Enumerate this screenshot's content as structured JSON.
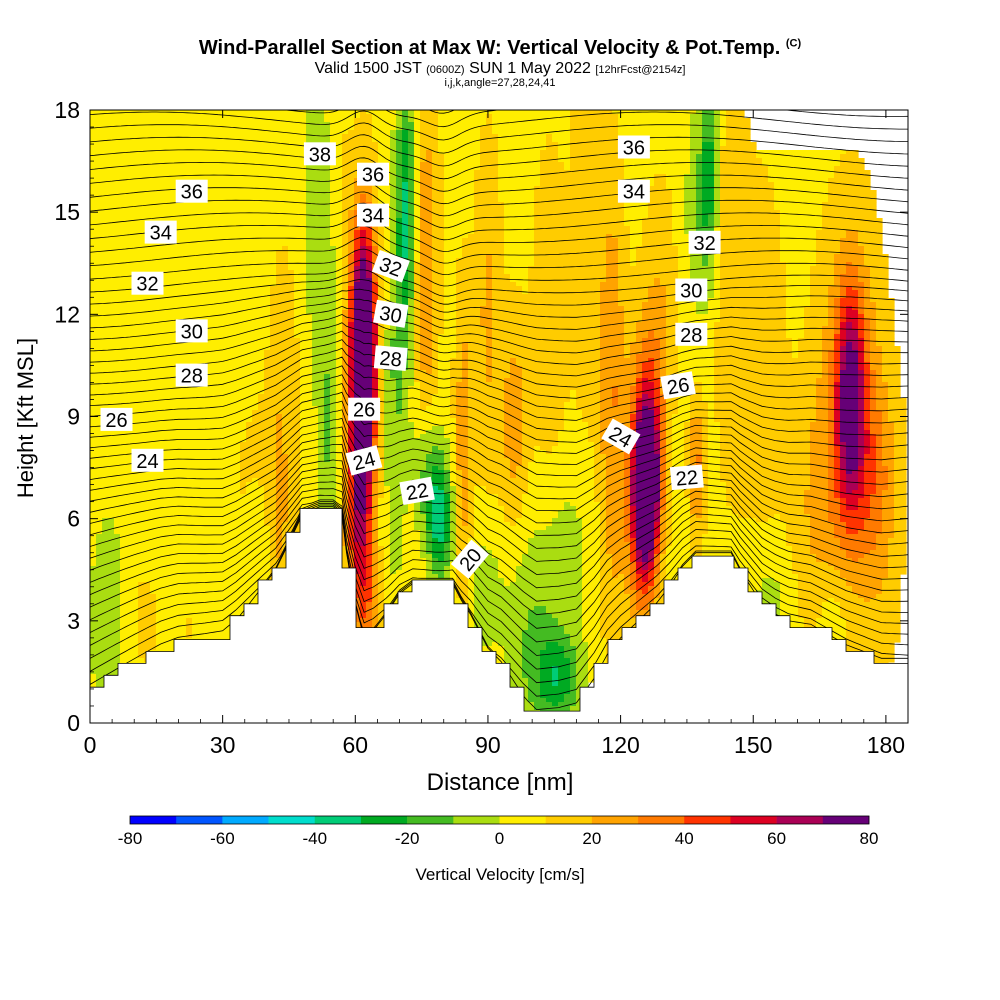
{
  "title": {
    "main": "Wind-Parallel Section at Max W: Vertical Velocity & Pot.Temp.",
    "copyright": "(C)",
    "valid_a": "Valid 1500 JST",
    "valid_z": "(0600Z)",
    "valid_b": "SUN 1 May 2022",
    "fcst": "[12hrFcst@2154z]",
    "params": "i,j,k,angle=27,28,24,41"
  },
  "chart_data": {
    "type": "heatmap",
    "xlabel": "Distance [nm]",
    "ylabel": "Height [Kft MSL]",
    "xlim": [
      0,
      185
    ],
    "ylim": [
      0,
      18
    ],
    "x_ticks": [
      "0",
      "30",
      "60",
      "90",
      "120",
      "150",
      "180"
    ],
    "y_ticks": [
      "0",
      "3",
      "6",
      "9",
      "12",
      "15",
      "18"
    ],
    "colorbar": {
      "label": "Vertical Velocity [cm/s]",
      "min": -80,
      "max": 80,
      "step": 10,
      "tick_labels": [
        "-80",
        "-60",
        "-40",
        "-20",
        "0",
        "20",
        "40",
        "60",
        "80"
      ],
      "colors": [
        "#0000ff",
        "#0055ff",
        "#00aaff",
        "#00ddcc",
        "#00cc77",
        "#00aa22",
        "#44bb22",
        "#aadd11",
        "#ffee00",
        "#ffcc00",
        "#ffa300",
        "#ff7a00",
        "#ff3300",
        "#dd0022",
        "#aa0055",
        "#660077"
      ]
    },
    "terrain_kft": [
      [
        0,
        1.0
      ],
      [
        4,
        1.3
      ],
      [
        8,
        1.6
      ],
      [
        12,
        1.9
      ],
      [
        16,
        2.2
      ],
      [
        20,
        2.4
      ],
      [
        26,
        2.5
      ],
      [
        30,
        2.6
      ],
      [
        33,
        3.0
      ],
      [
        36,
        3.5
      ],
      [
        39,
        4.0
      ],
      [
        42,
        4.5
      ],
      [
        45,
        5.3
      ],
      [
        48,
        6.1
      ],
      [
        52,
        6.3
      ],
      [
        55,
        6.3
      ],
      [
        57,
        6.1
      ],
      [
        58,
        5.0
      ],
      [
        60,
        3.5
      ],
      [
        62,
        2.5
      ],
      [
        64,
        2.7
      ],
      [
        67,
        3.2
      ],
      [
        70,
        3.8
      ],
      [
        73,
        4.1
      ],
      [
        78,
        4.1
      ],
      [
        82,
        4.1
      ],
      [
        84,
        3.6
      ],
      [
        86,
        3.2
      ],
      [
        88,
        2.7
      ],
      [
        90,
        2.2
      ],
      [
        93,
        1.8
      ],
      [
        96,
        1.2
      ],
      [
        98,
        0.8
      ],
      [
        101,
        0.3
      ],
      [
        106,
        0.3
      ],
      [
        110,
        0.4
      ],
      [
        114,
        1.2
      ],
      [
        117,
        2.0
      ],
      [
        120,
        2.5
      ],
      [
        124,
        3.0
      ],
      [
        128,
        3.5
      ],
      [
        131,
        4.0
      ],
      [
        134,
        4.6
      ],
      [
        137,
        5.0
      ],
      [
        141,
        5.0
      ],
      [
        145,
        5.0
      ],
      [
        147,
        4.5
      ],
      [
        149,
        4.1
      ],
      [
        152,
        3.5
      ],
      [
        155,
        3.2
      ],
      [
        158,
        3.0
      ],
      [
        163,
        2.9
      ],
      [
        167,
        2.6
      ],
      [
        171,
        2.3
      ],
      [
        175,
        2.1
      ],
      [
        179,
        1.9
      ],
      [
        185,
        1.9
      ]
    ],
    "w_cells": [
      {
        "x": 8,
        "y": 13,
        "sx": 6,
        "sy": 4,
        "w": 0
      },
      {
        "x": 28,
        "y": 12,
        "sx": 3,
        "sy": 5,
        "w": 7
      },
      {
        "x": 20,
        "y": 16,
        "sx": 12,
        "sy": 2,
        "w": 8
      },
      {
        "x": 38,
        "y": 6,
        "sx": 8,
        "sy": 5,
        "w": 12
      },
      {
        "x": 4,
        "y": 3,
        "sx": 4,
        "sy": 3,
        "w": -10
      },
      {
        "x": 12,
        "y": 3,
        "sx": 4,
        "sy": 2,
        "w": 12
      },
      {
        "x": 22,
        "y": 2.8,
        "sx": 5,
        "sy": 2,
        "w": 10
      },
      {
        "x": 38,
        "y": 4.5,
        "sx": 3,
        "sy": 2,
        "w": -5
      },
      {
        "x": 43,
        "y": 7,
        "sx": 2.5,
        "sy": 6,
        "w": 18
      },
      {
        "x": 47,
        "y": 10,
        "sx": 3,
        "sy": 8,
        "w": 10
      },
      {
        "x": 54,
        "y": 8,
        "sx": 2.5,
        "sy": 6,
        "w": -10
      },
      {
        "x": 51,
        "y": 15,
        "sx": 3,
        "sy": 5,
        "w": -8
      },
      {
        "x": 62,
        "y": 10.5,
        "sx": 2.6,
        "sy": 3,
        "w": 80
      },
      {
        "x": 61,
        "y": 9,
        "sx": 3,
        "sy": 4,
        "w": 50
      },
      {
        "x": 62,
        "y": 13,
        "sx": 3,
        "sy": 3.5,
        "w": 35
      },
      {
        "x": 61,
        "y": 5.5,
        "sx": 3,
        "sy": 2.5,
        "w": 40
      },
      {
        "x": 63,
        "y": 3.2,
        "sx": 3,
        "sy": 1.5,
        "w": 25
      },
      {
        "x": 69,
        "y": 10,
        "sx": 2.5,
        "sy": 6,
        "w": -10
      },
      {
        "x": 71.5,
        "y": 15,
        "sx": 2,
        "sy": 4,
        "w": -30
      },
      {
        "x": 76,
        "y": 13,
        "sx": 2.5,
        "sy": 6,
        "w": 28
      },
      {
        "x": 79,
        "y": 6,
        "sx": 3,
        "sy": 1.8,
        "w": -35
      },
      {
        "x": 76,
        "y": 7.5,
        "sx": 3,
        "sy": 2,
        "w": -15
      },
      {
        "x": 84.5,
        "y": 8,
        "sx": 2,
        "sy": 4.5,
        "w": 28
      },
      {
        "x": 90,
        "y": 12,
        "sx": 3,
        "sy": 5,
        "w": 22
      },
      {
        "x": 89,
        "y": 4,
        "sx": 4,
        "sy": 2,
        "w": -6
      },
      {
        "x": 96,
        "y": 9,
        "sx": 3,
        "sy": 3,
        "w": 25
      },
      {
        "x": 104,
        "y": 12,
        "sx": 4,
        "sy": 5,
        "w": 18
      },
      {
        "x": 100,
        "y": 2.5,
        "sx": 6,
        "sy": 3,
        "w": -10
      },
      {
        "x": 106,
        "y": 1.3,
        "sx": 5,
        "sy": 1.3,
        "w": -25
      },
      {
        "x": 108,
        "y": 5,
        "sx": 6,
        "sy": 2.5,
        "w": -4
      },
      {
        "x": 112,
        "y": 15,
        "sx": 3,
        "sy": 6,
        "w": 18
      },
      {
        "x": 118,
        "y": 10,
        "sx": 3,
        "sy": 6,
        "w": 30
      },
      {
        "x": 126,
        "y": 7,
        "sx": 2.5,
        "sy": 2,
        "w": 80
      },
      {
        "x": 125,
        "y": 6,
        "sx": 3.5,
        "sy": 3,
        "w": 55
      },
      {
        "x": 126,
        "y": 9,
        "sx": 4,
        "sy": 3,
        "w": 35
      },
      {
        "x": 129,
        "y": 12,
        "sx": 4,
        "sy": 4,
        "w": 18
      },
      {
        "x": 134,
        "y": 7,
        "sx": 2.5,
        "sy": 3,
        "w": 0
      },
      {
        "x": 137,
        "y": 7.5,
        "sx": 2,
        "sy": 2,
        "w": 35
      },
      {
        "x": 140,
        "y": 16,
        "sx": 2,
        "sy": 3,
        "w": -25
      },
      {
        "x": 137,
        "y": 15,
        "sx": 3,
        "sy": 3.5,
        "w": -5
      },
      {
        "x": 145,
        "y": 13,
        "sx": 4,
        "sy": 6,
        "w": 18
      },
      {
        "x": 152,
        "y": 11,
        "sx": 5,
        "sy": 5,
        "w": 18
      },
      {
        "x": 164,
        "y": 6,
        "sx": 6,
        "sy": 4,
        "w": 18
      },
      {
        "x": 172,
        "y": 9.5,
        "sx": 3,
        "sy": 3,
        "w": 60
      },
      {
        "x": 172,
        "y": 9,
        "sx": 7,
        "sy": 5.5,
        "w": 35
      },
      {
        "x": 178,
        "y": 7,
        "sx": 5,
        "sy": 3,
        "w": 25
      },
      {
        "x": 154,
        "y": 3.5,
        "sx": 5,
        "sy": 1.5,
        "w": -5
      },
      {
        "x": 168,
        "y": 3.2,
        "sx": 4,
        "sy": 1.5,
        "w": -5
      },
      {
        "x": 180,
        "y": 3,
        "sx": 4,
        "sy": 2,
        "w": 10
      },
      {
        "x": 95,
        "y": 7,
        "sx": 3,
        "sy": 2,
        "w": 8
      },
      {
        "x": 118,
        "y": 4,
        "sx": 3,
        "sy": 2,
        "w": 10
      },
      {
        "x": 57,
        "y": 16,
        "sx": 2,
        "sy": 4,
        "w": 10
      },
      {
        "x": 80,
        "y": 15,
        "sx": 3,
        "sy": 4,
        "w": 8
      }
    ],
    "theta_labels": [
      {
        "text": "38",
        "x": 52,
        "y": 16.7,
        "angle": 0
      },
      {
        "text": "36",
        "x": 23,
        "y": 15.6,
        "angle": 0
      },
      {
        "text": "34",
        "x": 16,
        "y": 14.4,
        "angle": 0
      },
      {
        "text": "32",
        "x": 13,
        "y": 12.9,
        "angle": 0
      },
      {
        "text": "30",
        "x": 23,
        "y": 11.5,
        "angle": 0
      },
      {
        "text": "28",
        "x": 23,
        "y": 10.2,
        "angle": 0
      },
      {
        "text": "26",
        "x": 6,
        "y": 8.9,
        "angle": 0
      },
      {
        "text": "24",
        "x": 13,
        "y": 7.7,
        "angle": 0
      },
      {
        "text": "36",
        "x": 64,
        "y": 16.1,
        "angle": 0
      },
      {
        "text": "34",
        "x": 64,
        "y": 14.9,
        "angle": 0
      },
      {
        "text": "32",
        "x": 68,
        "y": 13.4,
        "angle": 20
      },
      {
        "text": "30",
        "x": 68,
        "y": 12.0,
        "angle": 10
      },
      {
        "text": "28",
        "x": 68,
        "y": 10.7,
        "angle": 5
      },
      {
        "text": "26",
        "x": 62,
        "y": 9.2,
        "angle": 0
      },
      {
        "text": "24",
        "x": 62,
        "y": 7.7,
        "angle": -15
      },
      {
        "text": "22",
        "x": 74,
        "y": 6.8,
        "angle": -10
      },
      {
        "text": "20",
        "x": 86,
        "y": 4.8,
        "angle": -50
      },
      {
        "text": "36",
        "x": 123,
        "y": 16.9,
        "angle": 0
      },
      {
        "text": "34",
        "x": 123,
        "y": 15.6,
        "angle": 0
      },
      {
        "text": "32",
        "x": 139,
        "y": 14.1,
        "angle": 0
      },
      {
        "text": "30",
        "x": 136,
        "y": 12.7,
        "angle": 0
      },
      {
        "text": "28",
        "x": 136,
        "y": 11.4,
        "angle": 0
      },
      {
        "text": "26",
        "x": 133,
        "y": 9.9,
        "angle": -10
      },
      {
        "text": "24",
        "x": 120,
        "y": 8.4,
        "angle": 30
      },
      {
        "text": "22",
        "x": 135,
        "y": 7.2,
        "angle": -5
      }
    ]
  }
}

SET EXERCISE
Which lines of the material contain the string "Vertical"? List each of them.

EXERCISE RESULT
    "main": "Wind-Parallel Section at Max W: Vertical Velocity & Pot.Temp.",
      "label": "Vertical Velocity [cm/s]",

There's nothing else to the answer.